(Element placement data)

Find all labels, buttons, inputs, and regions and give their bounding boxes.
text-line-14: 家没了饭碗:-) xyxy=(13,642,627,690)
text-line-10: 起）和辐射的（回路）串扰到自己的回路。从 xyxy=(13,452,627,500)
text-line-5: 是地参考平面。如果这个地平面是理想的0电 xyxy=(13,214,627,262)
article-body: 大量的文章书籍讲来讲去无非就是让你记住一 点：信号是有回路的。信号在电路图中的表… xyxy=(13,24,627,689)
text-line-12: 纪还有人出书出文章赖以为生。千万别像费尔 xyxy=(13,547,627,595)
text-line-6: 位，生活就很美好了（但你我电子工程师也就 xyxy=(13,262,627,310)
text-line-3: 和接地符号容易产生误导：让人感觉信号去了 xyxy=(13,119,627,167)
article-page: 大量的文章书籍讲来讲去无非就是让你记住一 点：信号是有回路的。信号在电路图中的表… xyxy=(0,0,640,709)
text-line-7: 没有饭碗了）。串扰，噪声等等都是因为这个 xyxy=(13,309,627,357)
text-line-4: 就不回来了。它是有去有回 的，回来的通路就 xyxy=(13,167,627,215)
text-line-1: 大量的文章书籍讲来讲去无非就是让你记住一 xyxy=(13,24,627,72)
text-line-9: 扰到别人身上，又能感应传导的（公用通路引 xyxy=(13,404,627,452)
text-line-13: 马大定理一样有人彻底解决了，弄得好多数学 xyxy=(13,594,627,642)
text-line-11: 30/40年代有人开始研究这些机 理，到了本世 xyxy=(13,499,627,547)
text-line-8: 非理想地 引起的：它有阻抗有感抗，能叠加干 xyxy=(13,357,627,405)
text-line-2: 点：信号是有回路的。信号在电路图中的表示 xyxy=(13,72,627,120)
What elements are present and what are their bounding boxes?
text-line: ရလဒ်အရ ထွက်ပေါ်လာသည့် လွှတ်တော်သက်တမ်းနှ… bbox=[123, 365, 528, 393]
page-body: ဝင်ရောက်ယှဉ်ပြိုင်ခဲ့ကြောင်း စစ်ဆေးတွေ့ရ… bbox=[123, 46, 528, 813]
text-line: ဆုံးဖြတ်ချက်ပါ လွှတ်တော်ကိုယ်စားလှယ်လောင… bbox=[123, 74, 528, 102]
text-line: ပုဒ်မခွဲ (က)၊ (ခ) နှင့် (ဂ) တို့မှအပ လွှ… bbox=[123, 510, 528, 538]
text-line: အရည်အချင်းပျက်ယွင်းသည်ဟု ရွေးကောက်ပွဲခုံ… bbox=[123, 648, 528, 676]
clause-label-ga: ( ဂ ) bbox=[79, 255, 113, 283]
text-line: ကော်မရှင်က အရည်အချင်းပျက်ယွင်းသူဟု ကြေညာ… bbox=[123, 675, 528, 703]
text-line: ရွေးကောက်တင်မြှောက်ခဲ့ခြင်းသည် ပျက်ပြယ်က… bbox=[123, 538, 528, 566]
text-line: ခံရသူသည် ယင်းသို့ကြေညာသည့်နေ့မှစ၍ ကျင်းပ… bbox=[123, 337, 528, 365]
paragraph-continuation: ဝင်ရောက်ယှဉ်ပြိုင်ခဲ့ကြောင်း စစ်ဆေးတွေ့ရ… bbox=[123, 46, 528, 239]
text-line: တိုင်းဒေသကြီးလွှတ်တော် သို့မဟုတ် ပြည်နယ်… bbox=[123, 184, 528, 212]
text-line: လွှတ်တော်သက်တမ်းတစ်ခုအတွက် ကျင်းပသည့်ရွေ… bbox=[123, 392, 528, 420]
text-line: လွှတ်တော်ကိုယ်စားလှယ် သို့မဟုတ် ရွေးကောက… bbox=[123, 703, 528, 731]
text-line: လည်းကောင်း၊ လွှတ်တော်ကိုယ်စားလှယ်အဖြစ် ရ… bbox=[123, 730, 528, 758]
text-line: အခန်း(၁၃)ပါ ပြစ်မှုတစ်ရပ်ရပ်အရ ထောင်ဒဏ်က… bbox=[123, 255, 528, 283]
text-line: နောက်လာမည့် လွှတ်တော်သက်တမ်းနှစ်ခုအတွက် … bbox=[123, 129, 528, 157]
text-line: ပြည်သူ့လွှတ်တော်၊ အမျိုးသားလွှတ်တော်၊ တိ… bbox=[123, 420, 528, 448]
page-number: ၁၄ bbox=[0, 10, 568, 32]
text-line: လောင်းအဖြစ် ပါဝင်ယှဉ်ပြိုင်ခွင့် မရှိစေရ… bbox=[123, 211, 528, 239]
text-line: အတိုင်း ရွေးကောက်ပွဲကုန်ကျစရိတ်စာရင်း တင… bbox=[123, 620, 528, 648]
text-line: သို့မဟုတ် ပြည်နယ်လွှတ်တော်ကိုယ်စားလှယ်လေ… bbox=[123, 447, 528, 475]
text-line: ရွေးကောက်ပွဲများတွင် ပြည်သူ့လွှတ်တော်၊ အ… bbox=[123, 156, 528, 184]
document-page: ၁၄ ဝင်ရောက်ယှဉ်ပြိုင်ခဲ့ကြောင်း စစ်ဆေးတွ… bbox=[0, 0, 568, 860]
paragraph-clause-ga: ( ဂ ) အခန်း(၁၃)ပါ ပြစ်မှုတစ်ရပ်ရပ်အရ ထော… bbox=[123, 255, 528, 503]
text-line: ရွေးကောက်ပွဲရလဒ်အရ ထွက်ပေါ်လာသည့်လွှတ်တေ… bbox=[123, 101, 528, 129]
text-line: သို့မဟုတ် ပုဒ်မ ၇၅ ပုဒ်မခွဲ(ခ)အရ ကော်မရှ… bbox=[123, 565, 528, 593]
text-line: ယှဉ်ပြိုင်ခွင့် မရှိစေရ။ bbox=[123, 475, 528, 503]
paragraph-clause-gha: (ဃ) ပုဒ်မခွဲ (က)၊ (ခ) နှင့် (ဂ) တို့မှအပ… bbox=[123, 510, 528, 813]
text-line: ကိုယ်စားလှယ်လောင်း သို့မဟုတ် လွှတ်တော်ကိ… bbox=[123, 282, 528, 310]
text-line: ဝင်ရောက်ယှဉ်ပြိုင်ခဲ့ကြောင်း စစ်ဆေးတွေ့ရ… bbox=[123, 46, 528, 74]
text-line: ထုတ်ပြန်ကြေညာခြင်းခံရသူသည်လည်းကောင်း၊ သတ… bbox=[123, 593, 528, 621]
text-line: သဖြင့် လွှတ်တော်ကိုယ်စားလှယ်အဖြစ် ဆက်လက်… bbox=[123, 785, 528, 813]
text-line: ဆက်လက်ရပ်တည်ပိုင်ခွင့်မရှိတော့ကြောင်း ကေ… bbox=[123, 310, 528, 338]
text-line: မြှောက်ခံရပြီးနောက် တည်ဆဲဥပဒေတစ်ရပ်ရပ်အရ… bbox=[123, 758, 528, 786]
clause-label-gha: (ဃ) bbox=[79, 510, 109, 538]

Task description:
Copy out the stretch of lines above from the start through the line containing "article-body: 大量的文章书籍讲来讲去无非就是让你记住一 点：信号是有回路的。信号在电路图中的表…", reproducing each line word for word.

Written response:
Find all labels, buttons, inputs, and regions and give their bounding boxes.
text-line-14: 家没了饭碗:-) xyxy=(13,642,627,690)
text-line-10: 起）和辐射的（回路）串扰到自己的回路。从 xyxy=(13,452,627,500)
text-line-5: 是地参考平面。如果这个地平面是理想的0电 xyxy=(13,214,627,262)
article-body: 大量的文章书籍讲来讲去无非就是让你记住一 点：信号是有回路的。信号在电路图中的表… xyxy=(13,24,627,689)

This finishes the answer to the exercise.